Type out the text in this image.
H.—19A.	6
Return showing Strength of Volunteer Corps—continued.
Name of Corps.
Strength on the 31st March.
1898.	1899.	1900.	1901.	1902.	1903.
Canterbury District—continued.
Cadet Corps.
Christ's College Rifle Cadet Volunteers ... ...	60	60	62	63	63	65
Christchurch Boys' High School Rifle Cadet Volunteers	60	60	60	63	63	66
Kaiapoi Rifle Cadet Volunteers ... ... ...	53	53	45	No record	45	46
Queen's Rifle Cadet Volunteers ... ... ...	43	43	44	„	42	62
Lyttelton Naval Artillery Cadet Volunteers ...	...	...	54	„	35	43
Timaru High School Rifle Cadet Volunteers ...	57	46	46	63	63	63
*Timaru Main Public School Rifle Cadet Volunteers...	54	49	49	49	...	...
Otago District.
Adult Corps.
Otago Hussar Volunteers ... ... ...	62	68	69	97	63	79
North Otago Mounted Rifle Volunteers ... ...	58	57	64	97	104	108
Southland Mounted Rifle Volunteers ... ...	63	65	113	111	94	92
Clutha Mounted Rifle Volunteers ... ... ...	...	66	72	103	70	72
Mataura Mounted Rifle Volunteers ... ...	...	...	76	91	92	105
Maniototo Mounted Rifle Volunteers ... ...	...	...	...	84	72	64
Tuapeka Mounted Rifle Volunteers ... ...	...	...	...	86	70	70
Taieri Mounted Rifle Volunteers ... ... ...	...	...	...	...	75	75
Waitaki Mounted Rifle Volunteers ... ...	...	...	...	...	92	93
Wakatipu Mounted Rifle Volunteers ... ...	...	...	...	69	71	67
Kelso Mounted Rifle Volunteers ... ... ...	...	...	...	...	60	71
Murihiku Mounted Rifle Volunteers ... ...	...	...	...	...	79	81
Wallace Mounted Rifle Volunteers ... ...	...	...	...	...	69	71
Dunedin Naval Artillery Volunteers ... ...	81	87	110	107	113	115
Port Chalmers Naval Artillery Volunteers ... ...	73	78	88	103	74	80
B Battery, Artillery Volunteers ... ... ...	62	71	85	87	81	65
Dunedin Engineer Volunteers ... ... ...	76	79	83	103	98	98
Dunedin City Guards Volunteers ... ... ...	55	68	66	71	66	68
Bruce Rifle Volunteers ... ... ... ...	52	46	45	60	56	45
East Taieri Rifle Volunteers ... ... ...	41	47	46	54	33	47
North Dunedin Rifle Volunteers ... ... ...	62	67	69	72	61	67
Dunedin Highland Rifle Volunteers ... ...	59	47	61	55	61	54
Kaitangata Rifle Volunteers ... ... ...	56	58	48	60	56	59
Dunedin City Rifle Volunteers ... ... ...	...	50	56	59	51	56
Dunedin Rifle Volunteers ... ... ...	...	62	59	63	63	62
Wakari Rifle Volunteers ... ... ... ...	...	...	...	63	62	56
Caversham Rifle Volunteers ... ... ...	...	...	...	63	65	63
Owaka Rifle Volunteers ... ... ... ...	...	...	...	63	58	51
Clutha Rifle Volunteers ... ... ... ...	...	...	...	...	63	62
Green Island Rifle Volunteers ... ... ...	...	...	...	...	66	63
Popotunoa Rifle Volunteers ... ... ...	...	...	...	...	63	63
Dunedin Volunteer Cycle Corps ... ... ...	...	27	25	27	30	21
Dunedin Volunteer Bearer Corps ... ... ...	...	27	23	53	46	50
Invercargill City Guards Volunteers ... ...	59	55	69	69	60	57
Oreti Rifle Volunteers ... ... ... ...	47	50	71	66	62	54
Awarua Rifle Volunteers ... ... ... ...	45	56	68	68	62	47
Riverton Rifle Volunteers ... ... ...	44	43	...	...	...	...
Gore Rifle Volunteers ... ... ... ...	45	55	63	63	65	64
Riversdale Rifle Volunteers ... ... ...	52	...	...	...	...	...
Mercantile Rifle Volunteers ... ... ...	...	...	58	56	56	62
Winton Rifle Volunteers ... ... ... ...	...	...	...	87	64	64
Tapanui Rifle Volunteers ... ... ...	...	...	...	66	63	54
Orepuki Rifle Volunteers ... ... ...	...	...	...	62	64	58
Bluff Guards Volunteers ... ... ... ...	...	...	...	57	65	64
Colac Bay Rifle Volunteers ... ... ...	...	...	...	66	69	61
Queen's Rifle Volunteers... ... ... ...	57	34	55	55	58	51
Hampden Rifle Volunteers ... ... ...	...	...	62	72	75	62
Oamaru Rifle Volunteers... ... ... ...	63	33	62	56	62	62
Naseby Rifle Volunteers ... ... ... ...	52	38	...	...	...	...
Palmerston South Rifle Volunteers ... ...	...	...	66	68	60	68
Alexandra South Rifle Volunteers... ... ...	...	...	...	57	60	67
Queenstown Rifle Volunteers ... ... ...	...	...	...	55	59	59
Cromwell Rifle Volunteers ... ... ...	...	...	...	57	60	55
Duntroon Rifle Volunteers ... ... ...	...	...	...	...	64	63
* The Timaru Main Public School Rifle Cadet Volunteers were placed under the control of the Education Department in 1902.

WRITTEN REQUEST: Retype all of the material, keeping each line exact.

FULL SOLUTION:
Type out the text in this image.
H.—19A.	6
Return showing Strength of Volunteer Corps—continued.
Name of Corps.
Strength on the 31st March.
1898.	1899.	1900.	1901.	1902.	1903.
Canterbury District—continued.
Cadet Corps.
Christ's College Rifle Cadet Volunteers ... ...	60	60	62	63	63	65
Christchurch Boys' High School Rifle Cadet Volunteers	60	60	60	63	63	66
Kaiapoi Rifle Cadet Volunteers ... ... ...	53	53	45	No record	45	46
Queen's Rifle Cadet Volunteers ... ... ...	43	43	44	„	42	62
Lyttelton Naval Artillery Cadet Volunteers ...	...	...	54	„	35	43
Timaru High School Rifle Cadet Volunteers ...	57	46	46	63	63	63
*Timaru Main Public School Rifle Cadet Volunteers...	54	49	49	49	...	...
Otago District.
Adult Corps.
Otago Hussar Volunteers ... ... ...	62	68	69	97	63	79
North Otago Mounted Rifle Volunteers ... ...	58	57	64	97	104	108
Southland Mounted Rifle Volunteers ... ...	63	65	113	111	94	92
Clutha Mounted Rifle Volunteers ... ... ...	...	66	72	103	70	72
Mataura Mounted Rifle Volunteers ... ...	...	...	76	91	92	105
Maniototo Mounted Rifle Volunteers ... ...	...	...	...	84	72	64
Tuapeka Mounted Rifle Volunteers ... ...	...	...	...	86	70	70
Taieri Mounted Rifle Volunteers ... ... ...	...	...	...	...	75	75
Waitaki Mounted Rifle Volunteers ... ...	...	...	...	...	92	93
Wakatipu Mounted Rifle Volunteers ... ...	...	...	...	69	71	67
Kelso Mounted Rifle Volunteers ... ... ...	...	...	...	...	60	71
Murihiku Mounted Rifle Volunteers ... ...	...	...	...	...	79	81
Wallace Mounted Rifle Volunteers ... ...	...	...	...	...	69	71
Dunedin Naval Artillery Volunteers ... ...	81	87	110	107	113	115
Port Chalmers Naval Artillery Volunteers ... ...	73	78	88	103	74	80
B Battery, Artillery Volunteers ... ... ...	62	71	85	87	81	65
Dunedin Engineer Volunteers ... ... ...	76	79	83	103	98	98
Dunedin City Guards Volunteers ... ... ...	55	68	66	71	66	68
Bruce Rifle Volunteers ... ... ... ...	52	46	45	60	56	45
East Taieri Rifle Volunteers ... ... ...	41	47	46	54	33	47
North Dunedin Rifle Volunteers ... ... ...	62	67	69	72	61	67
Dunedin Highland Rifle Volunteers ... ...	59	47	61	55	61	54
Kaitangata Rifle Volunteers ... ... ...	56	58	48	60	56	59
Dunedin City Rifle Volunteers ... ... ...	...	50	56	59	51	56
Dunedin Rifle Volunteers ... ... ...	...	62	59	63	63	62
Wakari Rifle Volunteers ... ... ... ...	...	...	...	63	62	56
Caversham Rifle Volunteers ... ... ...	...	...	...	63	65	63
Owaka Rifle Volunteers ... ... ... ...	...	...	...	63	58	51
Clutha Rifle Volunteers ... ... ... ...	...	...	...	...	63	62
Green Island Rifle Volunteers ... ... ...	...	...	...	...	66	63
Popotunoa Rifle Volunteers ... ... ...	...	...	...	...	63	63
Dunedin Volunteer Cycle Corps ... ... ...	...	27	25	27	30	21
Dunedin Volunteer Bearer Corps ... ... ...	...	27	23	53	46	50
Invercargill City Guards Volunteers ... ...	59	55	69	69	60	57
Oreti Rifle Volunteers ... ... ... ...	47	50	71	66	62	54
Awarua Rifle Volunteers ... ... ... ...	45	56	68	68	62	47
Riverton Rifle Volunteers ... ... ...	44	43	...	...	...	...
Gore Rifle Volunteers ... ... ... ...	45	55	63	63	65	64
Riversdale Rifle Volunteers ... ... ...	52	...	...	...	...	...
Mercantile Rifle Volunteers ... ... ...	...	...	58	56	56	62
Winton Rifle Volunteers ... ... ... ...	...	...	...	87	64	64
Tapanui Rifle Volunteers ... ... ...	...	...	...	66	63	54
Orepuki Rifle Volunteers ... ... ...	...	...	...	62	64	58
Bluff Guards Volunteers ... ... ... ...	...	...	...	57	65	64
Colac Bay Rifle Volunteers ... ... ...	...	...	...	66	69	61
Queen's Rifle Volunteers... ... ... ...	57	34	55	55	58	51
Hampden Rifle Volunteers ... ... ...	...	...	62	72	75	62
Oamaru Rifle Volunteers... ... ... ...	63	33	62	56	62	62
Naseby Rifle Volunteers ... ... ... ...	52	38	...	...	...	...
Palmerston South Rifle Volunteers ... ...	...	...	66	68	60	68
Alexandra South Rifle Volunteers... ... ...	...	...	...	57	60	67
Queenstown Rifle Volunteers ... ... ...	...	...	...	55	59	59
Cromwell Rifle Volunteers ... ... ...	...	...	...	57	60	55
Duntroon Rifle Volunteers ... ... ...	...	...	...	...	64	63
* The Timaru Main Public School Rifle Cadet Volunteers were placed under the control of the Education Department in 1902.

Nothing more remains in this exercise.